▶ [SET PROBLEM]
Return the entries below in their exact form, leaving the pictures out.

▶ [RECORDS SHOWN]
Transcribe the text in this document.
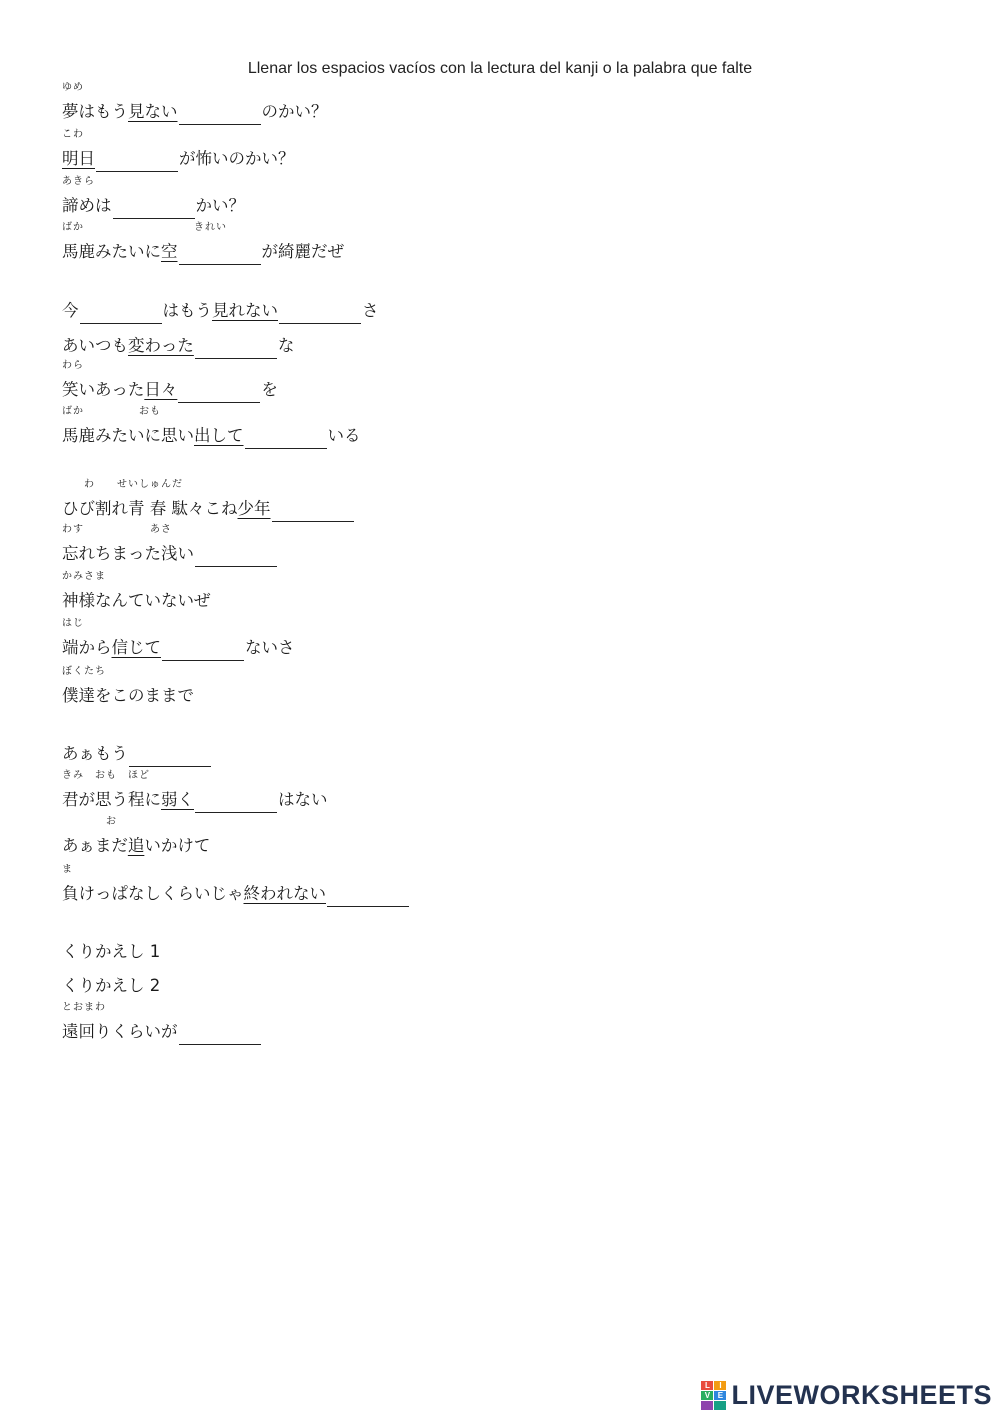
Llenar los espacios vacíos con la lectura del kanji o la palabra que falte
ゆめ
夢はもう見ない	のかい？
こわ
明日	が怖いのかい？
あきら
諦めは	かい？
ばか　　　　　　　　　　きれい
馬鹿みたいに空	が綺麗だぜ
今	はもう見れない	さ
あいつも変わった	な
わら
笑いあった日々	を
ばか　　　　　おも
馬鹿みたいに思い出して	いる
　　わ　　せいしゅんだ
ひび割れ青 春 駄々こね少年
わす　　　　　　あさ
忘れちまった浅い
かみさま
神様なんていないぜ
はじ
端から信じて	ないさ
ぼくたち
僕達をこのままで
あぁもう
きみ　おも　ほど
君が思う程に弱く	はない
　　　　お
あぁまだ追いかけて
ま
負けっぱなしくらいじゃ終われない
くりかえし 1
くりかえし 2
とおまわ
遠回りくらいが
L	I
V E LIVEWORKSHEETS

▶ [ANSWER TO THE TASK]
Transcribe the text in this document.
Llenar los espacios vacíos con la lectura del kanji o la palabra que falte
ゆめ
夢はもう見ない	のかい？
こわ
明日	が怖いのかい？
あきら
諦めは	かい？
ばか　　　　　　　　　　きれい
馬鹿みたいに空	が綺麗だぜ
今	はもう見れない	さ
あいつも変わった	な
わら
笑いあった日々	を
ばか　　　　　おも
馬鹿みたいに思い出して	いる
　　わ　　せいしゅんだ
ひび割れ青 春 駄々こね少年
わす　　　　　　あさ
忘れちまった浅い
かみさま
神様なんていないぜ
はじ
端から信じて	ないさ
ぼくたち
僕達をこのままで
あぁもう
きみ　おも　ほど
君が思う程に弱く	はない
　　　　お
あぁまだ追いかけて
ま
負けっぱなしくらいじゃ終われない
くりかえし 1
くりかえし 2
とおまわ
遠回りくらいが
L	I
V E LIVEWORKSHEETS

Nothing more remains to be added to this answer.